- Your tasks -
A: Answer these questions from the passage on YSR phase diagrams:
(i) Which three regimes does the double-dot YSR phase diagram host?
(ii) What value of Δ, in meV, is used for the calculations in d–i?
(iii) What energy separates the singlet and the triplet in the (11) charge state?
B: Write the next part of the passage on YSR phase diagrams, picking up after its final sentence.

- Page text -
════════════════════
YSR phase diagrams. ab Two distinct YSR sub-gap spectra vs. occupation \(\tilde n_{\mathrm{S}}\) of QDS for \(\tilde n_{\mathrm{N}} = 0\) (single dot case). For weak and strong coupling to the superconductor, the doublet \({\cal D}\) (a) and YSR singlet \({\cal S}_{{\mathrm{YSR}}}\) (b) is the ground state for odd occupancy, respectively. c ZBW model calculation in the (11) charge state, with singlet \({\cal S}_{11}\) and triplet \({\cal T}_{11}\) separated by the interdot exchange energy Jd. The triplet is YSR-screened and gives rise to a sub-gap YSR doublet \({\cal D}_{{\mathrm{YSR}}}\), which becomes the ground state (GS) for large enough tS. de Double-dot YSR phase diagram hosting three regimes (e): honeycomb (HC), partly screened (PS) and screened (SC). The ground states in the (01) and (21), and the (11) charge regions for the three regimes are shown in d. fi Stability diagrams for increasing tS show the transitions between honeycomb (f), partly screened (g) and screened (i) regimes. The ground states are explicitly stated for the YSR-screened states, while trivial singlet and doublet states may cover several charge sectors. A singlet-doublet energy splitting less than 0.015 meV (i.e. close to degenerate) defines the dark green region. For h \({\cal S}_{11}\) and \({\cal D}_{{\mathrm{YSR}}}\) are almost degenerate corresponding to a transition in (11) which is unique to the DQD-S system. Parameters (in meV) used in di are extracted from experimental data (see Supplementary Note 2, Device A): UN = 2.5, US = 0.8, Ud = 0.1, td = 0.27, tS = 0.22, Δ = 0.14

In Fig. 2f–i we extend the ZBW model to a DQD (finite td) and calculate stability diagrams for increasing tS. For weak coupling the characteristic honeycomb pattern is observed similar to DQD in the normal state28,29,30. However, as tS increases, entirely new types of stability diagrams emerge. In Fig. 2g, the pattern resembles two mirrored arcs, where the lack of zero-energy excitations as a function of \(\tilde n_{\mathrm{S}}\) for even occupation of QDN is due to a doublet to singlet transition in QDS (see Fig. 2a, b). Moreover, as the coupling increases even further, the GS in the \(\left( {\tilde n_{\mathrm{N}},\tilde n_{\mathrm{S}}} \right) = (11)\) region becomes a YSR doublet altering the stability diagram to vertically shaped rectangular regions.

To understand this behavior, we show the states of the system in the (11) region in Fig. 2c. Two electrons in the DQD may form either a singlet \({\cal S}_{11}\) or a triplet \({\cal T}_{11}\) state with energy splitting Jd. Due to the superconductor, a third state may also exist in the gap. In analogy with the QD-S system, where a doublet state may be screened to a YSR singlet, the triplet state may be screened to form a YSR doublet (called \({\cal D}_{{\mathrm{YSR}}}\))11. The energy of \({\cal S}_{11}\) and \({\cal D}_{{\mathrm{YSR}}}\) versus coupling is plotted in Fig. 2c, and the latter eventually becomes the GS at strong coupling.
════════════════════
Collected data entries

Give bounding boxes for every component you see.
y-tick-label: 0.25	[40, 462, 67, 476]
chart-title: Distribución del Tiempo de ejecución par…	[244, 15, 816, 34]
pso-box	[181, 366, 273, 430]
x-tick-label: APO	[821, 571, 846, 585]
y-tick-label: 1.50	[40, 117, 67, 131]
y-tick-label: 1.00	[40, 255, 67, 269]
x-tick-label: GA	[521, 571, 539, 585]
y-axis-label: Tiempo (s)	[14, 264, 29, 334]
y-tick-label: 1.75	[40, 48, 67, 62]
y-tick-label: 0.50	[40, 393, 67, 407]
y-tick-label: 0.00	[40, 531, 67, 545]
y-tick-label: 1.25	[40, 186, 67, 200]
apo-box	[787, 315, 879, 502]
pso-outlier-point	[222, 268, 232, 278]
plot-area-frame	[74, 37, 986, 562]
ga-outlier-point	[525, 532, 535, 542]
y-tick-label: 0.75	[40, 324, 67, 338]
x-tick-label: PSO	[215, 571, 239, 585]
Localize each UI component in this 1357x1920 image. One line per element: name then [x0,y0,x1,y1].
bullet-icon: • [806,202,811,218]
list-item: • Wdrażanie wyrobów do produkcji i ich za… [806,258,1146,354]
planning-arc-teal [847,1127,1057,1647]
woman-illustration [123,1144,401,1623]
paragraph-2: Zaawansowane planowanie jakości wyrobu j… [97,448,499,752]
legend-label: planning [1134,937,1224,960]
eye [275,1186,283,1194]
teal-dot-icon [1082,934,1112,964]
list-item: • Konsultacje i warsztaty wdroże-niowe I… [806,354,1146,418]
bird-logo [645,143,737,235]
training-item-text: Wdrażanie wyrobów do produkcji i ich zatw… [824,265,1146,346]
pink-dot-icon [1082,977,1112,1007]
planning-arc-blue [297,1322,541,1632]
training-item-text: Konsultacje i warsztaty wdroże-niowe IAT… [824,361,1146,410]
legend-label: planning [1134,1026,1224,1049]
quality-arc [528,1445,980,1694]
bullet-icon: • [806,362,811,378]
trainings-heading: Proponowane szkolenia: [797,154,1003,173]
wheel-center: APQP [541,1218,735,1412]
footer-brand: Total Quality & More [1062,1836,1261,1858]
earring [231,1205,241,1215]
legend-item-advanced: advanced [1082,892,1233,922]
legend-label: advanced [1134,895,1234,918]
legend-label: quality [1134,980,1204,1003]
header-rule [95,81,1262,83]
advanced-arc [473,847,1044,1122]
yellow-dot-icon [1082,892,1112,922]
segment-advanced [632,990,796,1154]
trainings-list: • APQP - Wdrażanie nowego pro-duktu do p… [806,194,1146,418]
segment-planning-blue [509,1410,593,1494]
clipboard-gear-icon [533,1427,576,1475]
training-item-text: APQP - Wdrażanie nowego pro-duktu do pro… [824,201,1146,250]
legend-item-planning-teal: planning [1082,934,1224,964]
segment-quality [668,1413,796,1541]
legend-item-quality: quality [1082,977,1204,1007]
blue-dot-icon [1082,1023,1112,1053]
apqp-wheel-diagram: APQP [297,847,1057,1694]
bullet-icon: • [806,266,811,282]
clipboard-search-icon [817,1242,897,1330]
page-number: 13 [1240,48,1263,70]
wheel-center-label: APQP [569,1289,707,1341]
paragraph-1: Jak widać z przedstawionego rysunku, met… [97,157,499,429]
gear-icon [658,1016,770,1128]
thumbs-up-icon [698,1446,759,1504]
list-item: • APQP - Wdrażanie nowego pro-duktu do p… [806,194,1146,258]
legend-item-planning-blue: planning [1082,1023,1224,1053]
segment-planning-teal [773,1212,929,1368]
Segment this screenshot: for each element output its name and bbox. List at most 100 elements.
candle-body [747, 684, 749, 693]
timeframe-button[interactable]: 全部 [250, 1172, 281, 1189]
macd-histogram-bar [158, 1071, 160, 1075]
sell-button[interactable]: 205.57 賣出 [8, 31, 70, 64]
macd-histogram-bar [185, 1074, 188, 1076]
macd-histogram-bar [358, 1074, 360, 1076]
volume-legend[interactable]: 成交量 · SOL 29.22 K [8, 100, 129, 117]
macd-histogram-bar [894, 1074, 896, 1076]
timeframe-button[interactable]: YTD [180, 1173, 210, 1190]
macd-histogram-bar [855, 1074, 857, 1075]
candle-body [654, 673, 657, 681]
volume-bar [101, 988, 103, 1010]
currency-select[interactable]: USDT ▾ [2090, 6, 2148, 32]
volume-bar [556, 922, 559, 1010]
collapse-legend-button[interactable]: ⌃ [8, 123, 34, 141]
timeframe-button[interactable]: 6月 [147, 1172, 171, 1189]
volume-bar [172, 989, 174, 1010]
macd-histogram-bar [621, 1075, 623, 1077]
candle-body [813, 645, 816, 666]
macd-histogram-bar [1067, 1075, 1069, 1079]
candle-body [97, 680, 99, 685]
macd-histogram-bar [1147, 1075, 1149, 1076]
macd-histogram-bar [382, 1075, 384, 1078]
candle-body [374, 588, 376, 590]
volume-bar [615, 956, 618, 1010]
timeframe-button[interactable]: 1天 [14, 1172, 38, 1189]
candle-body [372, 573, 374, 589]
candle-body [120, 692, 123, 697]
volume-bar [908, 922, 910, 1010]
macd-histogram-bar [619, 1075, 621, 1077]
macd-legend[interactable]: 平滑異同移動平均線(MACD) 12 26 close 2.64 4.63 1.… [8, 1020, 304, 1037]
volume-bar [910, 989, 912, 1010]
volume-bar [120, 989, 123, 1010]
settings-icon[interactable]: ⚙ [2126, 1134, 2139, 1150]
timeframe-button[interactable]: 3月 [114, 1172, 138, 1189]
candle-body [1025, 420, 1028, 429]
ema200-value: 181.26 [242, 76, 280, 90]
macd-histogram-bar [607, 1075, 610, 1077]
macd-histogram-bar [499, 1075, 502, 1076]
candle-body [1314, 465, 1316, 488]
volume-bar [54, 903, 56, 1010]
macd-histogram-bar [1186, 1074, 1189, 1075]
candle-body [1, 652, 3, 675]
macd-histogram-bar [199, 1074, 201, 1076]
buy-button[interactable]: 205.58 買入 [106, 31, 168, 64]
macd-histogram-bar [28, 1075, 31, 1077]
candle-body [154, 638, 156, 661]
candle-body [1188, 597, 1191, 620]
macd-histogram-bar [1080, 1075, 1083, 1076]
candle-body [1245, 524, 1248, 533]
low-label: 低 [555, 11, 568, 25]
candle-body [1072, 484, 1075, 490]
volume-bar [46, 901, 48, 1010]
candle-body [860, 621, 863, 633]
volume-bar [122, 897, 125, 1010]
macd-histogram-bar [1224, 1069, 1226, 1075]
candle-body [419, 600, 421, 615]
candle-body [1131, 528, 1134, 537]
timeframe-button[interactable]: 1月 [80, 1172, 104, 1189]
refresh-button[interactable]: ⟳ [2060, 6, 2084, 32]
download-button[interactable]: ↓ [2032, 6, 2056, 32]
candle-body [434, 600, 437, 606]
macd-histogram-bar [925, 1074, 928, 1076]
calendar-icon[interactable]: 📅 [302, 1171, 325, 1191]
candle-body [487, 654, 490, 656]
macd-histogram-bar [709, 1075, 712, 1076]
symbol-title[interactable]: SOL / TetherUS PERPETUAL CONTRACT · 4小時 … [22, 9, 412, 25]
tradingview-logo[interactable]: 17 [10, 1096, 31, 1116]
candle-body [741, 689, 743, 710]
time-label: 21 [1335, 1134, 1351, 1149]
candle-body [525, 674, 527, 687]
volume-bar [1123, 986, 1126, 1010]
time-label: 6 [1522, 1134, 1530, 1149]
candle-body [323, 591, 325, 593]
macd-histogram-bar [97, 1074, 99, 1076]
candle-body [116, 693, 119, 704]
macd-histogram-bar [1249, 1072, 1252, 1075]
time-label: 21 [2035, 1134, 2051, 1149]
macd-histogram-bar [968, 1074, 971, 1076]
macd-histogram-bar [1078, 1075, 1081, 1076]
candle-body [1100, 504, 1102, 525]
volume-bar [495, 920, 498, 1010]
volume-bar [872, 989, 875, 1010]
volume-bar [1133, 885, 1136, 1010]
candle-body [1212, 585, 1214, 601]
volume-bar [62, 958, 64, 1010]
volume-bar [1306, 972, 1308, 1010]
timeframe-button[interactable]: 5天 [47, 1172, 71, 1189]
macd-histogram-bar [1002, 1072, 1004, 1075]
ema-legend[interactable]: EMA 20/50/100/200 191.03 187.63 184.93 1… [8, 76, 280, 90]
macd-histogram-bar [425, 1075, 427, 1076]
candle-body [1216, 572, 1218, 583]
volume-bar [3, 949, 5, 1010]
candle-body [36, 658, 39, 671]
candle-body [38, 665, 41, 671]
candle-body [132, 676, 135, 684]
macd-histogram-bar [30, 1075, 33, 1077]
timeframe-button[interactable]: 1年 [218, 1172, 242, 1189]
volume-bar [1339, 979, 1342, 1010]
════════════════════
- Written responses -
A:
(i) Honeycomb (HC), partly screened (PS) and screened (SC).
(ii) 0.14 meV.
(iii) The interdot exchange energy Jd.

B:
The relevant GSs and corresponding regimes with two GS transitions in the (tS versus td)-plane of the DQD-S system is shown in Fig. 2d, e. The first occurs when the system transitions from a honeycomb pattern to the case where the spin in QDS is screened. The latter regime we call partly screened (PS) since only some of the charge states are affected. The second transition happens when the \({\cal D}_{{\mathrm{YSR}}}\) in (11) becomes the GS. This regime we name screened (SC) since all possible screened states are GSs of the system. We emphasize that the names of these regimes do not describe the degree of screening of the individual spin states, e.g., in the screened regime the triplet giving rise to \({\cal D}_{{\mathrm{YSR}}}\) is underscreened, while the doublet spin giving rise to \({\cal S}_{{\mathrm{YSR}}}\) is completely screened (see Fig. 2d). The (tS, td) position of the regime boundaries are dependent on choice of parameters, but the overall behavior stays the same. For instance, for larger US, the transitions move toward larger tS as one would expect.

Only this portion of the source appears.